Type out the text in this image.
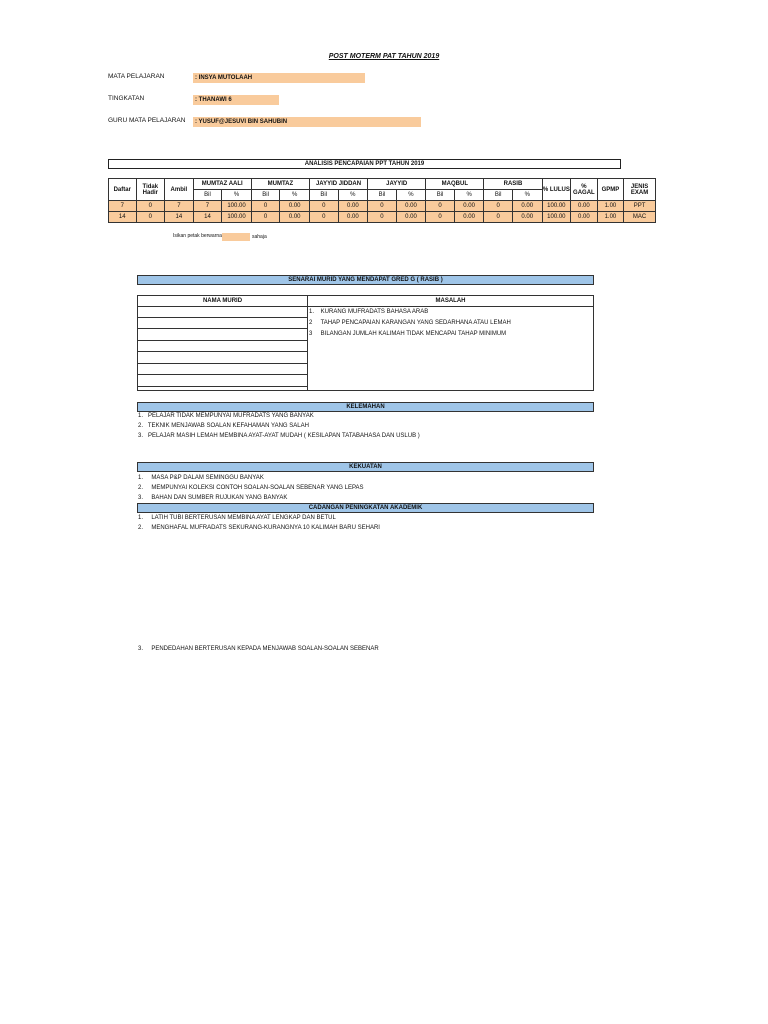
POST MOTERM PAT TAHUN 2019
MATA PELAJARAN	: INSYA MUTOLAAH
TINGKATAN	: THANAWI 6
GURU MATA PELAJARAN	: YUSUF@JESUVI BIN SAHUBIN
ANALISIS PENCAPAIAN PPT TAHUN 2019
Daftar	Tidak Hadir	Ambil	MUMTAZ AALI		MUMTAZ		JAYYID JIDDAN		JAYYID		MAQBUL		RASIB		% LULUS	% GAGAL	GPMP	JENIS EXAM
			Bil	%	Bil	%	Bil	%	Bil	%	Bil	%	Bil	%				
7	0	7	7	100.00	0	0.00	0	0.00	0	0.00	0	0.00	0	0.00	100.00	0.00	1.00	PPT
14	0	14	14	100.00	0	0.00	0	0.00	0	0.00	0	0.00	0	0.00	100.00	0.00	1.00	MAC
Isikan petak berwarna	sahaja
SENARAI MURID YANG MENDAPAT GRED G ( RASIB )
NAMA MURID	MASALAH
1.    KURANG MUFRADATS BAHASA ARAB
2     TAHAP PENCAPAIAN KARANGAN YANG SEDARHANA ATAU LEMAH
3     BILANGAN JUMLAH KALIMAH TIDAK MENCAPAI TAHAP MINIMUM
KELEMAHAN
1.   PELAJAR TIDAK MEMPUNYAI MUFRADATS YANG BANYAK
2.   TEKNIK MENJAWAB SOALAN KEFAHAMAN YANG SALAH
3.   PELAJAR MASIH LEMAH MEMBINA AYAT-AYAT MUDAH ( KESILAPAN TATABAHASA DAN USLUB )
KEKUATAN
1.     MASA P&P DALAM SEMINGGU BANYAK
2.     MEMPUNYAI KOLEKSI CONTOH SOALAN-SOALAN SEBENAR YANG LEPAS
3.     BAHAN DAN SUMBER RUJUKAN YANG BANYAK
CADANGAN PENINGKATAN AKADEMIK
1.     LATIH TUBI BERTERUSAN MEMBINA AYAT LENGKAP DAN BETUL
2.     MENGHAFAL MUFRADATS SEKURANG-KURANGNYA 10 KALIMAH BARU SEHARI
3.     PENDEDAHAN BERTERUSAN KEPADA MENJAWAB SOALAN-SOALAN SEBENAR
____
The data should be printed again unchanged; leave its pictures out.

* **Task result**
Type out the text in this image.
POST MOTERM PAT TAHUN 2019
MATA PELAJARAN	: INSYA MUTOLAAH
TINGKATAN	: THANAWI 6
GURU MATA PELAJARAN	: YUSUF@JESUVI BIN SAHUBIN
ANALISIS PENCAPAIAN PPT TAHUN 2019
Daftar	Tidak Hadir	Ambil	MUMTAZ AALI		MUMTAZ		JAYYID JIDDAN		JAYYID		MAQBUL		RASIB		% LULUS	% GAGAL	GPMP	JENIS EXAM
			Bil	%	Bil	%	Bil	%	Bil	%	Bil	%	Bil	%				
7	0	7	7	100.00	0	0.00	0	0.00	0	0.00	0	0.00	0	0.00	100.00	0.00	1.00	PPT
14	0	14	14	100.00	0	0.00	0	0.00	0	0.00	0	0.00	0	0.00	100.00	0.00	1.00	MAC
Isikan petak berwarna	sahaja
SENARAI MURID YANG MENDAPAT GRED G ( RASIB )
NAMA MURID	MASALAH
1.    KURANG MUFRADATS BAHASA ARAB
2     TAHAP PENCAPAIAN KARANGAN YANG SEDARHANA ATAU LEMAH
3     BILANGAN JUMLAH KALIMAH TIDAK MENCAPAI TAHAP MINIMUM
KELEMAHAN
1.   PELAJAR TIDAK MEMPUNYAI MUFRADATS YANG BANYAK
2.   TEKNIK MENJAWAB SOALAN KEFAHAMAN YANG SALAH
3.   PELAJAR MASIH LEMAH MEMBINA AYAT-AYAT MUDAH ( KESILAPAN TATABAHASA DAN USLUB )
KEKUATAN
1.     MASA P&P DALAM SEMINGGU BANYAK
2.     MEMPUNYAI KOLEKSI CONTOH SOALAN-SOALAN SEBENAR YANG LEPAS
3.     BAHAN DAN SUMBER RUJUKAN YANG BANYAK
CADANGAN PENINGKATAN AKADEMIK
1.     LATIH TUBI BERTERUSAN MEMBINA AYAT LENGKAP DAN BETUL
2.     MENGHAFAL MUFRADATS SEKURANG-KURANGNYA 10 KALIMAH BARU SEHARI
3.     PENDEDAHAN BERTERUSAN KEPADA MENJAWAB SOALAN-SOALAN SEBENAR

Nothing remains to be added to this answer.